### RECORD SET

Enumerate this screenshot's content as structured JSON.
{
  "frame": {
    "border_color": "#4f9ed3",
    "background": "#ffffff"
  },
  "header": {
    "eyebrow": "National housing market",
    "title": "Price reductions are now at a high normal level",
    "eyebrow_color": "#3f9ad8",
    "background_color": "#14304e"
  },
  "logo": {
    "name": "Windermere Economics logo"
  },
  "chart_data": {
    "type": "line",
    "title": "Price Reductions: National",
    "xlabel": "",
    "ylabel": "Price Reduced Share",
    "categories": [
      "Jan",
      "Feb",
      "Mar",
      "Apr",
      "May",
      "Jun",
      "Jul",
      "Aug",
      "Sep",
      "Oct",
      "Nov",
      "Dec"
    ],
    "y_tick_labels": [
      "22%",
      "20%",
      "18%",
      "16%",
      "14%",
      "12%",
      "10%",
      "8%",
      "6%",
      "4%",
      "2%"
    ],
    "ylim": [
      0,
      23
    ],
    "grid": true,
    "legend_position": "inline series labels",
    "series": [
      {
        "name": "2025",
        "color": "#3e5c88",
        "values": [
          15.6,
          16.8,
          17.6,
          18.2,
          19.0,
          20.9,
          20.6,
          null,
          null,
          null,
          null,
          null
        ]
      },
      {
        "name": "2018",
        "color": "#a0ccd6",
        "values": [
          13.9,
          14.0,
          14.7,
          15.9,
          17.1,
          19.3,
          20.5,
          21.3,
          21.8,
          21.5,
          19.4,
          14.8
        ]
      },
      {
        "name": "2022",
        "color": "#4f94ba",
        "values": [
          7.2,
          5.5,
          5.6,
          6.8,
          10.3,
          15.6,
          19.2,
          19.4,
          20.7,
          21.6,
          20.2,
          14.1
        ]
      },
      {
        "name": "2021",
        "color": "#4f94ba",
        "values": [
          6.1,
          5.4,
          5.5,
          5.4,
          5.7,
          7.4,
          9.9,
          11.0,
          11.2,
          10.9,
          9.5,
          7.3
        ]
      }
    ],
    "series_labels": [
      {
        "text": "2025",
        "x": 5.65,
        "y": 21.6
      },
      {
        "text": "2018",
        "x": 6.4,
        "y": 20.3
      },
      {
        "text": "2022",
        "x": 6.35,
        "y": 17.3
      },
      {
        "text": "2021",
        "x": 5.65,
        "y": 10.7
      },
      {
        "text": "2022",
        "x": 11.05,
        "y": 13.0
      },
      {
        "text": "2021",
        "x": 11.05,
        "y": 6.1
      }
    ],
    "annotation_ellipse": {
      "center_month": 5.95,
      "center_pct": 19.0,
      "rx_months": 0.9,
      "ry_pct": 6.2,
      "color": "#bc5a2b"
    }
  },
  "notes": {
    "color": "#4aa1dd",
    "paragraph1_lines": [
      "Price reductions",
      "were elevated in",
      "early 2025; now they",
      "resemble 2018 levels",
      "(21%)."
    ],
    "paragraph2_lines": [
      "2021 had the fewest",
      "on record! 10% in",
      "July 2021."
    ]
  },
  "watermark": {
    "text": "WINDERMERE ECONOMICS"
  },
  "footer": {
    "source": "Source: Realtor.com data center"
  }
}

### WHAT TO WORK ON
Give back the whole listing exactly as it reads.

### COMPLETE RESPONSE
Enumerate this screenshot's content as structured JSON.
{
  "frame": {
    "border_color": "#4f9ed3",
    "background": "#ffffff"
  },
  "header": {
    "eyebrow": "National housing market",
    "title": "Price reductions are now at a high normal level",
    "eyebrow_color": "#3f9ad8",
    "background_color": "#14304e"
  },
  "logo": {
    "name": "Windermere Economics logo"
  },
  "chart_data": {
    "type": "line",
    "title": "Price Reductions: National",
    "xlabel": "",
    "ylabel": "Price Reduced Share",
    "categories": [
      "Jan",
      "Feb",
      "Mar",
      "Apr",
      "May",
      "Jun",
      "Jul",
      "Aug",
      "Sep",
      "Oct",
      "Nov",
      "Dec"
    ],
    "y_tick_labels": [
      "22%",
      "20%",
      "18%",
      "16%",
      "14%",
      "12%",
      "10%",
      "8%",
      "6%",
      "4%",
      "2%"
    ],
    "ylim": [
      0,
      23
    ],
    "grid": true,
    "legend_position": "inline series labels",
    "series": [
      {
        "name": "2025",
        "color": "#3e5c88",
        "values": [
          15.6,
          16.8,
          17.6,
          18.2,
          19.0,
          20.9,
          20.6,
          null,
          null,
          null,
          null,
          null
        ]
      },
      {
        "name": "2018",
        "color": "#a0ccd6",
        "values": [
          13.9,
          14.0,
          14.7,
          15.9,
          17.1,
          19.3,
          20.5,
          21.3,
          21.8,
          21.5,
          19.4,
          14.8
        ]
      },
      {
        "name": "2022",
        "color": "#4f94ba",
        "values": [
          7.2,
          5.5,
          5.6,
          6.8,
          10.3,
          15.6,
          19.2,
          19.4,
          20.7,
          21.6,
          20.2,
          14.1
        ]
      },
      {
        "name": "2021",
        "color": "#4f94ba",
        "values": [
          6.1,
          5.4,
          5.5,
          5.4,
          5.7,
          7.4,
          9.9,
          11.0,
          11.2,
          10.9,
          9.5,
          7.3
        ]
      }
    ],
    "series_labels": [
      {
        "text": "2025",
        "x": 5.65,
        "y": 21.6
      },
      {
        "text": "2018",
        "x": 6.4,
        "y": 20.3
      },
      {
        "text": "2022",
        "x": 6.35,
        "y": 17.3
      },
      {
        "text": "2021",
        "x": 5.65,
        "y": 10.7
      },
      {
        "text": "2022",
        "x": 11.05,
        "y": 13.0
      },
      {
        "text": "2021",
        "x": 11.05,
        "y": 6.1
      }
    ],
    "annotation_ellipse": {
      "center_month": 5.95,
      "center_pct": 19.0,
      "rx_months": 0.9,
      "ry_pct": 6.2,
      "color": "#bc5a2b"
    }
  },
  "notes": {
    "color": "#4aa1dd",
    "paragraph1_lines": [
      "Price reductions",
      "were elevated in",
      "early 2025; now they",
      "resemble 2018 levels",
      "(21%)."
    ],
    "paragraph2_lines": [
      "2021 had the fewest",
      "on record! 10% in",
      "July 2021."
    ]
  },
  "watermark": {
    "text": "WINDERMERE ECONOMICS"
  },
  "footer": {
    "source": "Source: Realtor.com data center"
  }
}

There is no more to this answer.